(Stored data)
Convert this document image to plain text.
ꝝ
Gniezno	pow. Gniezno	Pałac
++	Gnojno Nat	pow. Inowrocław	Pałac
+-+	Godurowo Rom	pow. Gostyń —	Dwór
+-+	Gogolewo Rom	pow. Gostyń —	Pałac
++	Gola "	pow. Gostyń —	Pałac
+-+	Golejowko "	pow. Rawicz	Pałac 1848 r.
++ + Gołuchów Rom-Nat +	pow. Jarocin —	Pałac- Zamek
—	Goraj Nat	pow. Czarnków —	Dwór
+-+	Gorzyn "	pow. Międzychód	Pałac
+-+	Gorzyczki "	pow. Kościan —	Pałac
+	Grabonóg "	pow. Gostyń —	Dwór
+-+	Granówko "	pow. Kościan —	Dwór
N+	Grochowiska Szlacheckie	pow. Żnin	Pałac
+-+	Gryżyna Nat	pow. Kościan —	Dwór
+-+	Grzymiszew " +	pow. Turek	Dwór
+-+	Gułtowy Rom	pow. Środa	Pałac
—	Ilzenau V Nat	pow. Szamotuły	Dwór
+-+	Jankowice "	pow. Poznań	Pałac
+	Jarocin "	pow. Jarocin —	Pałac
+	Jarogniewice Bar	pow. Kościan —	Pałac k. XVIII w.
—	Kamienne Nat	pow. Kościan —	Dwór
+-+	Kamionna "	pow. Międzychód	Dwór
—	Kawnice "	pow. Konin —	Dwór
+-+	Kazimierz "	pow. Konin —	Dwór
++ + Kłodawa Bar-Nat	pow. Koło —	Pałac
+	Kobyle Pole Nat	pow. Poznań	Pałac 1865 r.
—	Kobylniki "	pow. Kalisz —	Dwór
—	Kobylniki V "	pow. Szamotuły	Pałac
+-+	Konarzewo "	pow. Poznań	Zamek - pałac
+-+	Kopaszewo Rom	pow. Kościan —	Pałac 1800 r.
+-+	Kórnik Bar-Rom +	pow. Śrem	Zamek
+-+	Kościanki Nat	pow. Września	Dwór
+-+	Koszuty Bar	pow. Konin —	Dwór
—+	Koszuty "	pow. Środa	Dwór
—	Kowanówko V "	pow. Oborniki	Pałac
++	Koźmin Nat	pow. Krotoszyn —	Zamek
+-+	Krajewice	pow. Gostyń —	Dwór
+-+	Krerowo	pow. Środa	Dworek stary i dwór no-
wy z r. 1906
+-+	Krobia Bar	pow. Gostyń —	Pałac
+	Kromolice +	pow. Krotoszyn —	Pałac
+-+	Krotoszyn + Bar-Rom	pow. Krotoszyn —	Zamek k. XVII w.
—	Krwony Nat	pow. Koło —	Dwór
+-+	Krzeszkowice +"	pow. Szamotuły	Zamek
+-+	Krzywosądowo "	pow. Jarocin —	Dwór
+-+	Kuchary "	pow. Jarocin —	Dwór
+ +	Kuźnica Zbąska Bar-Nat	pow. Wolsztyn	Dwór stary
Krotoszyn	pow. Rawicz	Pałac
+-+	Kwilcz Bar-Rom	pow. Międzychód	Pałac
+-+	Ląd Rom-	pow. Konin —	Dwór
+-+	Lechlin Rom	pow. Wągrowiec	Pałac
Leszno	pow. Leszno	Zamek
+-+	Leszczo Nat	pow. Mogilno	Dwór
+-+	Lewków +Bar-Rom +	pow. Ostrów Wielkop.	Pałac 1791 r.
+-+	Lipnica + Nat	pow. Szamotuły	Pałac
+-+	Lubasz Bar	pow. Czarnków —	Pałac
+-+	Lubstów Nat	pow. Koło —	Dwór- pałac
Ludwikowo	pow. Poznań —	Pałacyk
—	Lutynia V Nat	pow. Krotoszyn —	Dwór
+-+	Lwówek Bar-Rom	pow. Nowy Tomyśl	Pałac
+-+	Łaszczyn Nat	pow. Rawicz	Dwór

DIRECTIONS> Return all of the entries exactly as written.

RESULT FOR THIS EXERCISE>
Convert this document image to plain text.
ꝝ
Gniezno	pow. Gniezno	Pałac
++	Gnojno Nat	pow. Inowrocław	Pałac
+-+	Godurowo Rom	pow. Gostyń —	Dwór
+-+	Gogolewo Rom	pow. Gostyń —	Pałac
++	Gola "	pow. Gostyń —	Pałac
+-+	Golejowko "	pow. Rawicz	Pałac 1848 r.
++ + Gołuchów Rom-Nat +	pow. Jarocin —	Pałac- Zamek
—	Goraj Nat	pow. Czarnków —	Dwór
+-+	Gorzyn "	pow. Międzychód	Pałac
+-+	Gorzyczki "	pow. Kościan —	Pałac
+	Grabonóg "	pow. Gostyń —	Dwór
+-+	Granówko "	pow. Kościan —	Dwór
N+	Grochowiska Szlacheckie	pow. Żnin	Pałac
+-+	Gryżyna Nat	pow. Kościan —	Dwór
+-+	Grzymiszew " +	pow. Turek	Dwór
+-+	Gułtowy Rom	pow. Środa	Pałac
—	Ilzenau V Nat	pow. Szamotuły	Dwór
+-+	Jankowice "	pow. Poznań	Pałac
+	Jarocin "	pow. Jarocin —	Pałac
+	Jarogniewice Bar	pow. Kościan —	Pałac k. XVIII w.
—	Kamienne Nat	pow. Kościan —	Dwór
+-+	Kamionna "	pow. Międzychód	Dwór
—	Kawnice "	pow. Konin —	Dwór
+-+	Kazimierz "	pow. Konin —	Dwór
++ + Kłodawa Bar-Nat	pow. Koło —	Pałac
+	Kobyle Pole Nat	pow. Poznań	Pałac 1865 r.
—	Kobylniki "	pow. Kalisz —	Dwór
—	Kobylniki V "	pow. Szamotuły	Pałac
+-+	Konarzewo "	pow. Poznań	Zamek - pałac
+-+	Kopaszewo Rom	pow. Kościan —	Pałac 1800 r.
+-+	Kórnik Bar-Rom +	pow. Śrem	Zamek
+-+	Kościanki Nat	pow. Września	Dwór
+-+	Koszuty Bar	pow. Konin —	Dwór
—+	Koszuty "	pow. Środa	Dwór
—	Kowanówko V "	pow. Oborniki	Pałac
++	Koźmin Nat	pow. Krotoszyn —	Zamek
+-+	Krajewice	pow. Gostyń —	Dwór
+-+	Krerowo	pow. Środa	Dworek stary i dwór no-
wy z r. 1906
+-+	Krobia Bar	pow. Gostyń —	Pałac
+	Kromolice +	pow. Krotoszyn —	Pałac
+-+	Krotoszyn + Bar-Rom	pow. Krotoszyn —	Zamek k. XVII w.
—	Krwony Nat	pow. Koło —	Dwór
+-+	Krzeszkowice +"	pow. Szamotuły	Zamek
+-+	Krzywosądowo "	pow. Jarocin —	Dwór
+-+	Kuchary "	pow. Jarocin —	Dwór
+ +	Kuźnica Zbąska Bar-Nat	pow. Wolsztyn	Dwór stary
Krotoszyn	pow. Rawicz	Pałac
+-+	Kwilcz Bar-Rom	pow. Międzychód	Pałac
+-+	Ląd Rom-	pow. Konin —	Dwór
+-+	Lechlin Rom	pow. Wągrowiec	Pałac
Leszno	pow. Leszno	Zamek
+-+	Leszczo Nat	pow. Mogilno	Dwór
+-+	Lewków +Bar-Rom +	pow. Ostrów Wielkop.	Pałac 1791 r.
+-+	Lipnica + Nat	pow. Szamotuły	Pałac
+-+	Lubasz Bar	pow. Czarnków —	Pałac
+-+	Lubstów Nat	pow. Koło —	Dwór- pałac
Ludwikowo	pow. Poznań —	Pałacyk
—	Lutynia V Nat	pow. Krotoszyn —	Dwór
+-+	Lwówek Bar-Rom	pow. Nowy Tomyśl	Pałac
+-+	Łaszczyn Nat	pow. Rawicz	Dwór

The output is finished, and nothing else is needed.